[Extracted data entries]
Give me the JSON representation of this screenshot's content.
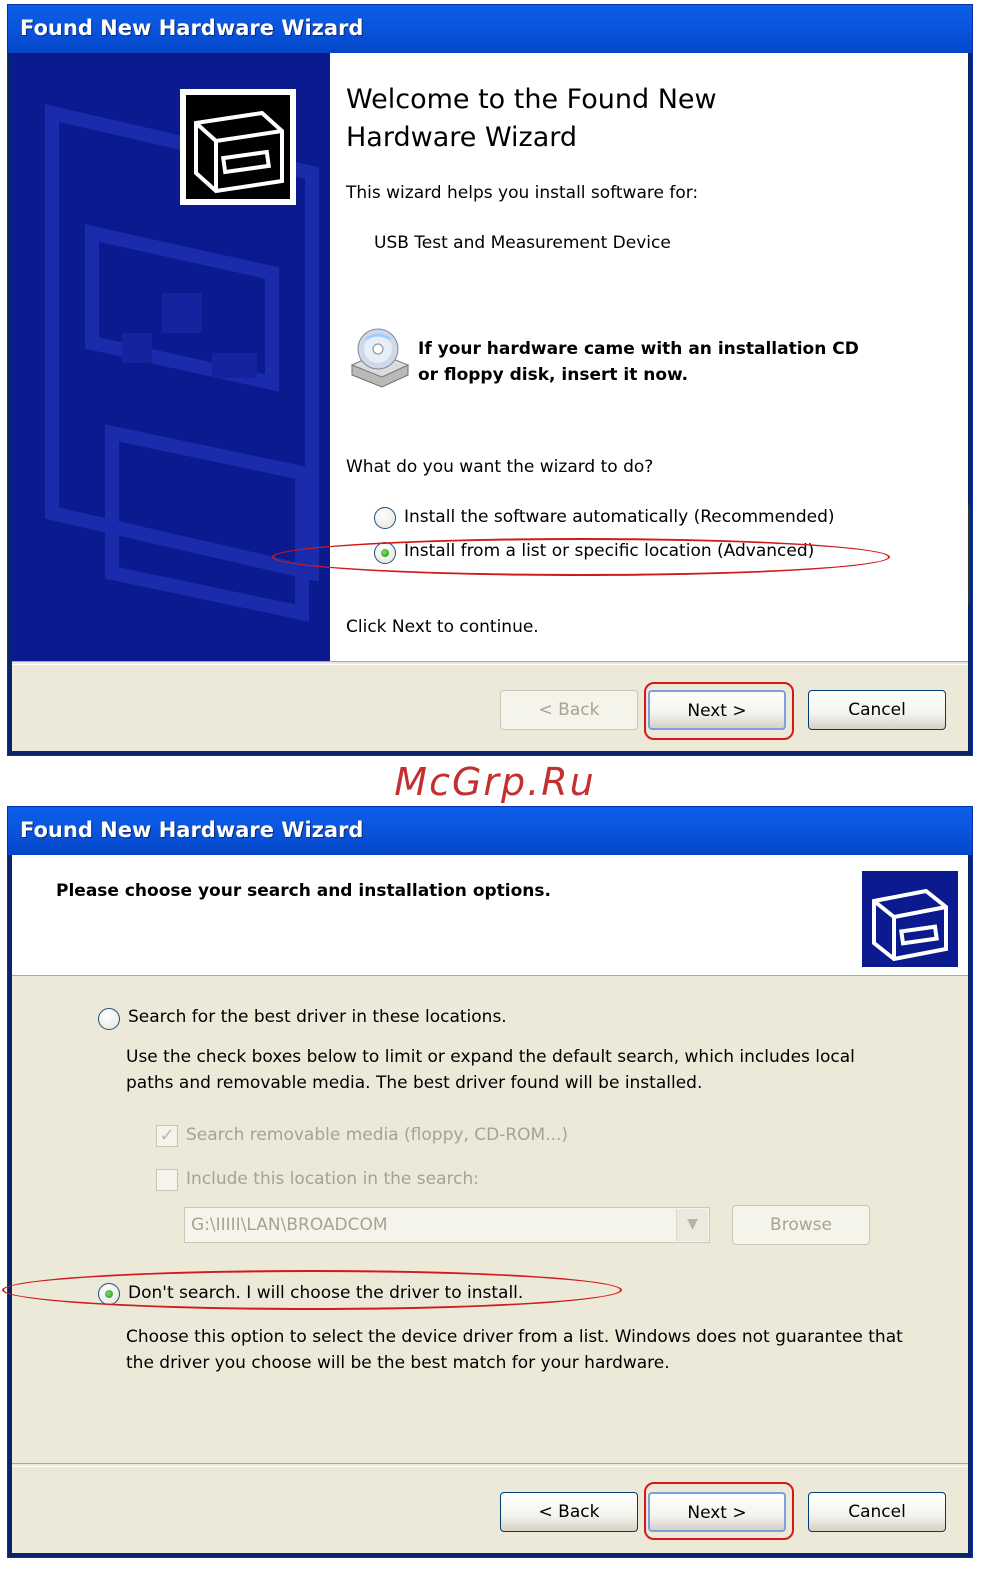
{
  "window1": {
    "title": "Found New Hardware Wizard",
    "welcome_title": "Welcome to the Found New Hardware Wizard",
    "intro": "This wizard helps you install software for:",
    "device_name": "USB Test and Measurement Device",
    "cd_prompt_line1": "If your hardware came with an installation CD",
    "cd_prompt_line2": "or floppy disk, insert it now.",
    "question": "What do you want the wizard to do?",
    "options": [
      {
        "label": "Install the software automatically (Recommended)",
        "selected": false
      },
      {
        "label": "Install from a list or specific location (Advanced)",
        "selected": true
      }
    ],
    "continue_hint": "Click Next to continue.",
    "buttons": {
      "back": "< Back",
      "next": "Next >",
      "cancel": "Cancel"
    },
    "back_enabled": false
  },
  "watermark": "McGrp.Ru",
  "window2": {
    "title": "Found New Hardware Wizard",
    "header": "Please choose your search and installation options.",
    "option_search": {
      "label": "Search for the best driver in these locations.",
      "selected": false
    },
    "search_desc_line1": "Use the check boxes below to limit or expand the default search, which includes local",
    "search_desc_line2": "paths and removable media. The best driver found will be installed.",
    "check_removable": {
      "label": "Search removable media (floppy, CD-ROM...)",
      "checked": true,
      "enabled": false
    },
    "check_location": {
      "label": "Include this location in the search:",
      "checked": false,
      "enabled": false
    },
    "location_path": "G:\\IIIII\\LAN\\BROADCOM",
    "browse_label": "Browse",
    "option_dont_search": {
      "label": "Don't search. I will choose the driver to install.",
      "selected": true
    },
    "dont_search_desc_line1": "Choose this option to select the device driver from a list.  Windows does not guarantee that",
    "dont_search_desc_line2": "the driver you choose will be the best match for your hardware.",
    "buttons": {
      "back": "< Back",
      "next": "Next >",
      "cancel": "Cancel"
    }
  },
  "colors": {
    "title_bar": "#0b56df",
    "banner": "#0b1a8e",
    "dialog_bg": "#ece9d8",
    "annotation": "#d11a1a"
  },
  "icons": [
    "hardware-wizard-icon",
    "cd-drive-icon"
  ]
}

- [YOUR GOAL]: Scan the material above for the word "driver". Copy each line where it occurs.

- [RESULT FOR THIS TASK]:
      "label": "Search for the best driver in these locations.",
    "search_desc_line2": "paths and removable media. The best driver found will be installed.",
      "label": "Don't search. I will choose the driver to install.",
    "dont_search_desc_line1": "Choose this option to select the device driver from a list.  Windows does not guarantee that",
    "dont_search_desc_line2": "the driver you choose will be the best match for your hardware.",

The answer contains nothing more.